### Brief
Omit all images. Write out the rest of the material exactly.

[Data entries]

= = = = =

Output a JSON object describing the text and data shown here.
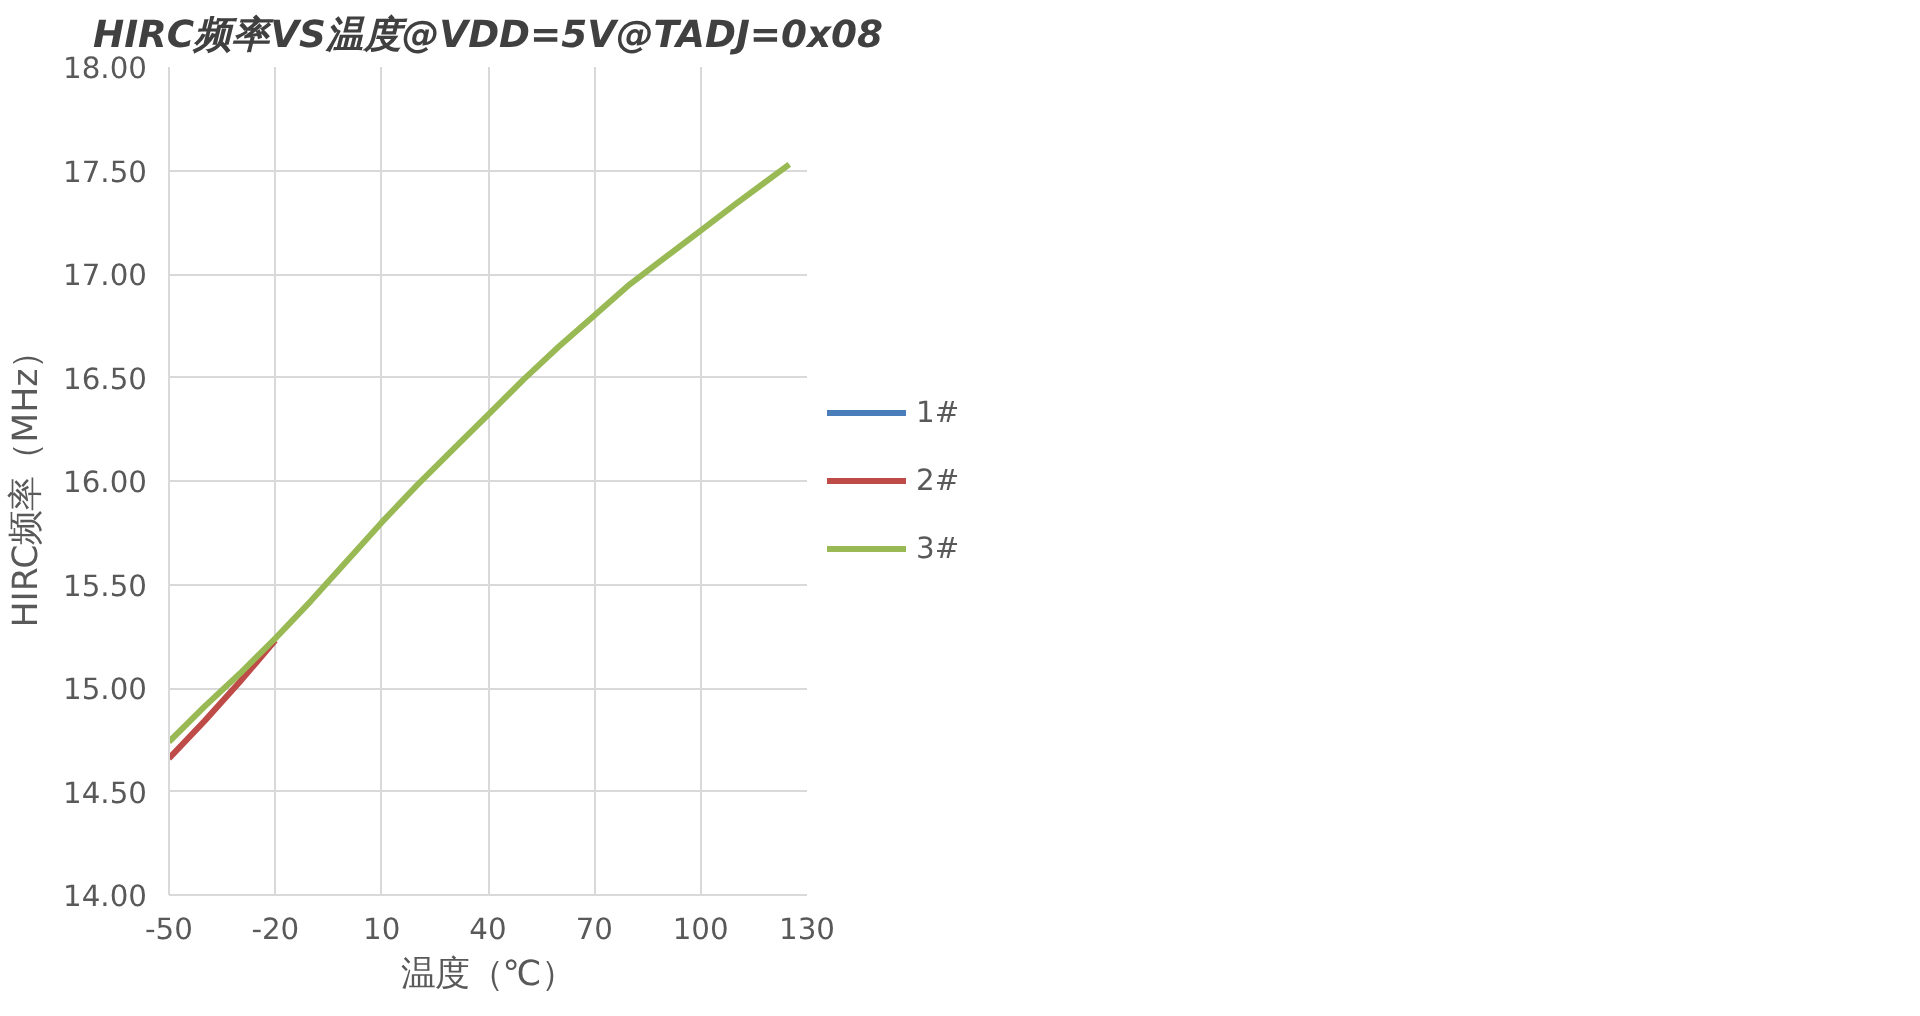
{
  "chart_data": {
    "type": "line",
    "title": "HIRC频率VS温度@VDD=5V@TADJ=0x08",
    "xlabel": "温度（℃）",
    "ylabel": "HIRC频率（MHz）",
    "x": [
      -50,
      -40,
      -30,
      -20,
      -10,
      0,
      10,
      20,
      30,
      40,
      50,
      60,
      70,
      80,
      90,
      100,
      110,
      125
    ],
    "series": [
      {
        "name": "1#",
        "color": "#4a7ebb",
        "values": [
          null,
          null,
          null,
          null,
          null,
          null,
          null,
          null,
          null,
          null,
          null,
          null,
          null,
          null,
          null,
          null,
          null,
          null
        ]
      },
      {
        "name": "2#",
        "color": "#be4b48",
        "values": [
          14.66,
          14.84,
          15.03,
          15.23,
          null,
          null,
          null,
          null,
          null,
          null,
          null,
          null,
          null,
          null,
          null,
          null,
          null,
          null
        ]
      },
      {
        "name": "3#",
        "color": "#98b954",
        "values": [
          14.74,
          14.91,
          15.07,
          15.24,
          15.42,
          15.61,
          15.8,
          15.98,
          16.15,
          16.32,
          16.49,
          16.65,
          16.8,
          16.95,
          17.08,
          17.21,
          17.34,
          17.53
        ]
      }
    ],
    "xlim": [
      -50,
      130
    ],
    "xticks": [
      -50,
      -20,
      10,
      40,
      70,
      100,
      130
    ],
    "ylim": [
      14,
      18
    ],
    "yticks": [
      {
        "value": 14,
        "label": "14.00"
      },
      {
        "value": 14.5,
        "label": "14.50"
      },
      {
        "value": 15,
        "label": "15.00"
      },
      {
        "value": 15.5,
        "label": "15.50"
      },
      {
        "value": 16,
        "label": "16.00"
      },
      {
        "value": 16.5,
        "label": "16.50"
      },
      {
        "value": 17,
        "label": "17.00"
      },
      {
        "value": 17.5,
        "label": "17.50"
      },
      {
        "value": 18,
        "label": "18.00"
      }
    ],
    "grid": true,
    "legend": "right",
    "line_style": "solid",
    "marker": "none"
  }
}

= = = = =

### Response to this task
Output a JSON object describing the text and data shown here.
{
  "chart_data": {
    "type": "line",
    "title": "HIRC频率VS温度@VDD=5V@TADJ=0x08",
    "xlabel": "温度（℃）",
    "ylabel": "HIRC频率（MHz）",
    "x": [
      -50,
      -40,
      -30,
      -20,
      -10,
      0,
      10,
      20,
      30,
      40,
      50,
      60,
      70,
      80,
      90,
      100,
      110,
      125
    ],
    "series": [
      {
        "name": "1#",
        "color": "#4a7ebb",
        "values": [
          null,
          null,
          null,
          null,
          null,
          null,
          null,
          null,
          null,
          null,
          null,
          null,
          null,
          null,
          null,
          null,
          null,
          null
        ]
      },
      {
        "name": "2#",
        "color": "#be4b48",
        "values": [
          14.66,
          14.84,
          15.03,
          15.23,
          null,
          null,
          null,
          null,
          null,
          null,
          null,
          null,
          null,
          null,
          null,
          null,
          null,
          null
        ]
      },
      {
        "name": "3#",
        "color": "#98b954",
        "values": [
          14.74,
          14.91,
          15.07,
          15.24,
          15.42,
          15.61,
          15.8,
          15.98,
          16.15,
          16.32,
          16.49,
          16.65,
          16.8,
          16.95,
          17.08,
          17.21,
          17.34,
          17.53
        ]
      }
    ],
    "xlim": [
      -50,
      130
    ],
    "xticks": [
      -50,
      -20,
      10,
      40,
      70,
      100,
      130
    ],
    "ylim": [
      14,
      18
    ],
    "yticks": [
      {
        "value": 14,
        "label": "14.00"
      },
      {
        "value": 14.5,
        "label": "14.50"
      },
      {
        "value": 15,
        "label": "15.00"
      },
      {
        "value": 15.5,
        "label": "15.50"
      },
      {
        "value": 16,
        "label": "16.00"
      },
      {
        "value": 16.5,
        "label": "16.50"
      },
      {
        "value": 17,
        "label": "17.00"
      },
      {
        "value": 17.5,
        "label": "17.50"
      },
      {
        "value": 18,
        "label": "18.00"
      }
    ],
    "grid": true,
    "legend": "right",
    "line_style": "solid",
    "marker": "none"
  }
}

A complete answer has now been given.